**WHAT THE EXERCISE ASKS:** Copy the full set of lines exactly as given.

**DATA FOR THIS EXERCISE:**
▼
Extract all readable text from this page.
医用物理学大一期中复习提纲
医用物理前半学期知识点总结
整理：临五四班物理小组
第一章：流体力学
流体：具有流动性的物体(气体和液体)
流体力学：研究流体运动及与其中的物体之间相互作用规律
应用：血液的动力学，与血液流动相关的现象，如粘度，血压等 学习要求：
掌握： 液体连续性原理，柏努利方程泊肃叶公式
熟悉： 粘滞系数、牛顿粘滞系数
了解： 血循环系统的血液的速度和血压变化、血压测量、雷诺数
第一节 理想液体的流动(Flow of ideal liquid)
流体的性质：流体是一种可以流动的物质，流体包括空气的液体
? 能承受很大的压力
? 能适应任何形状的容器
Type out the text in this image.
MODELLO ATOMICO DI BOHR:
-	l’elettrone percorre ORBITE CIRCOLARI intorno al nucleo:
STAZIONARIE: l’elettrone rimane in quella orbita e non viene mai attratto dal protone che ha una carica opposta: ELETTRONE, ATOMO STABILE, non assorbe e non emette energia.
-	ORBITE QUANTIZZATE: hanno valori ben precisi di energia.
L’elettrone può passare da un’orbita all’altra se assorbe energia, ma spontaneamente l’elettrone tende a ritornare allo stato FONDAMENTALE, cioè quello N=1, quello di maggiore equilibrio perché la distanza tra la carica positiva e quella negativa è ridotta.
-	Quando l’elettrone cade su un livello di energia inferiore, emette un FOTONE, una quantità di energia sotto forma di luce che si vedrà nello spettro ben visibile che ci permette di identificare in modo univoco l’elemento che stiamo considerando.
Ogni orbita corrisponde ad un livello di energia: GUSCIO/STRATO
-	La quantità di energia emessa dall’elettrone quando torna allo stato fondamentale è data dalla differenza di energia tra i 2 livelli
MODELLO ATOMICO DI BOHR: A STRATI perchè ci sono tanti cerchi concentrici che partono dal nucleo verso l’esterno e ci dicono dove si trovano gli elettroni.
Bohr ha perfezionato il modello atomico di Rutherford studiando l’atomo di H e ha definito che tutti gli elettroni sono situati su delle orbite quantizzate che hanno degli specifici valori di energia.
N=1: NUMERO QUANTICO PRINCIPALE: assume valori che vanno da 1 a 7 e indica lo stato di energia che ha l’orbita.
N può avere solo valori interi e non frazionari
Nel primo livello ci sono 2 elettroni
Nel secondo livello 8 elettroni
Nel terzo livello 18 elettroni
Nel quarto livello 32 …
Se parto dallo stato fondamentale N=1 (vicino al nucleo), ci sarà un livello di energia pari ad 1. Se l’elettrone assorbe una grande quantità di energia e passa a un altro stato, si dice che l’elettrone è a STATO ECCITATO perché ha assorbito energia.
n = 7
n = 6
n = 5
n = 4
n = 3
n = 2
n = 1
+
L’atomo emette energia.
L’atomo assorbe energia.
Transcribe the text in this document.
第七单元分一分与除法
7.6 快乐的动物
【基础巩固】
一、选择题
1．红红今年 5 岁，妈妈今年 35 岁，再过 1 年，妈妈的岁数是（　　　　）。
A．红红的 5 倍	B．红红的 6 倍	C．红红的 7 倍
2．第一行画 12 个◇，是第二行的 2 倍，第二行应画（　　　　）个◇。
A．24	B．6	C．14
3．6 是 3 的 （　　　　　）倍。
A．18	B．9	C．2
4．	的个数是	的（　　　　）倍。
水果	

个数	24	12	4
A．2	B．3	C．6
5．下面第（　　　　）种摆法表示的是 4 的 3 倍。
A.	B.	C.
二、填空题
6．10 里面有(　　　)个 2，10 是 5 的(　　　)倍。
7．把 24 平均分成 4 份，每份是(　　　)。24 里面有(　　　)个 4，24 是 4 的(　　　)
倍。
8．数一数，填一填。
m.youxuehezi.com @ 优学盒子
▲
**RESULT FOR THIS TASK:**
Extract all readable text from this page.
医用物理学大一期中复习提纲
医用物理前半学期知识点总结
整理：临五四班物理小组
第一章：流体力学
流体：具有流动性的物体(气体和液体)
流体力学：研究流体运动及与其中的物体之间相互作用规律
应用：血液的动力学，与血液流动相关的现象，如粘度，血压等 学习要求：
掌握： 液体连续性原理，柏努利方程泊肃叶公式
熟悉： 粘滞系数、牛顿粘滞系数
了解： 血循环系统的血液的速度和血压变化、血压测量、雷诺数
第一节 理想液体的流动(Flow of ideal liquid)
流体的性质：流体是一种可以流动的物质，流体包括空气的液体
? 能承受很大的压力
? 能适应任何形状的容器
Type out the text in this image.
MODELLO ATOMICO DI BOHR:
-	l’elettrone percorre ORBITE CIRCOLARI intorno al nucleo:
STAZIONARIE: l’elettrone rimane in quella orbita e non viene mai attratto dal protone che ha una carica opposta: ELETTRONE, ATOMO STABILE, non assorbe e non emette energia.
-	ORBITE QUANTIZZATE: hanno valori ben precisi di energia.
L’elettrone può passare da un’orbita all’altra se assorbe energia, ma spontaneamente l’elettrone tende a ritornare allo stato FONDAMENTALE, cioè quello N=1, quello di maggiore equilibrio perché la distanza tra la carica positiva e quella negativa è ridotta.
-	Quando l’elettrone cade su un livello di energia inferiore, emette un FOTONE, una quantità di energia sotto forma di luce che si vedrà nello spettro ben visibile che ci permette di identificare in modo univoco l’elemento che stiamo considerando.
Ogni orbita corrisponde ad un livello di energia: GUSCIO/STRATO
-	La quantità di energia emessa dall’elettrone quando torna allo stato fondamentale è data dalla differenza di energia tra i 2 livelli
MODELLO ATOMICO DI BOHR: A STRATI perchè ci sono tanti cerchi concentrici che partono dal nucleo verso l’esterno e ci dicono dove si trovano gli elettroni.
Bohr ha perfezionato il modello atomico di Rutherford studiando l’atomo di H e ha definito che tutti gli elettroni sono situati su delle orbite quantizzate che hanno degli specifici valori di energia.
N=1: NUMERO QUANTICO PRINCIPALE: assume valori che vanno da 1 a 7 e indica lo stato di energia che ha l’orbita.
N può avere solo valori interi e non frazionari
Nel primo livello ci sono 2 elettroni
Nel secondo livello 8 elettroni
Nel terzo livello 18 elettroni
Nel quarto livello 32 …
Se parto dallo stato fondamentale N=1 (vicino al nucleo), ci sarà un livello di energia pari ad 1. Se l’elettrone assorbe una grande quantità di energia e passa a un altro stato, si dice che l’elettrone è a STATO ECCITATO perché ha assorbito energia.
n = 7
n = 6
n = 5
n = 4
n = 3
n = 2
n = 1
+
L’atomo emette energia.
L’atomo assorbe energia.
Transcribe the text in this document.
第七单元分一分与除法
7.6 快乐的动物
【基础巩固】
一、选择题
1．红红今年 5 岁，妈妈今年 35 岁，再过 1 年，妈妈的岁数是（　　　　）。
A．红红的 5 倍	B．红红的 6 倍	C．红红的 7 倍
2．第一行画 12 个◇，是第二行的 2 倍，第二行应画（　　　　）个◇。
A．24	B．6	C．14
3．6 是 3 的 （　　　　　）倍。
A．18	B．9	C．2
4．	的个数是	的（　　　　）倍。
水果	

个数	24	12	4
A．2	B．3	C．6
5．下面第（　　　　）种摆法表示的是 4 的 3 倍。
A.	B.	C.
二、填空题
6．10 里面有(　　　)个 2，10 是 5 的(　　　)倍。
7．把 24 平均分成 4 份，每份是(　　　)。24 里面有(　　　)个 4，24 是 4 的(　　　)
倍。
8．数一数，填一填。
m.youxuehezi.com @ 优学盒子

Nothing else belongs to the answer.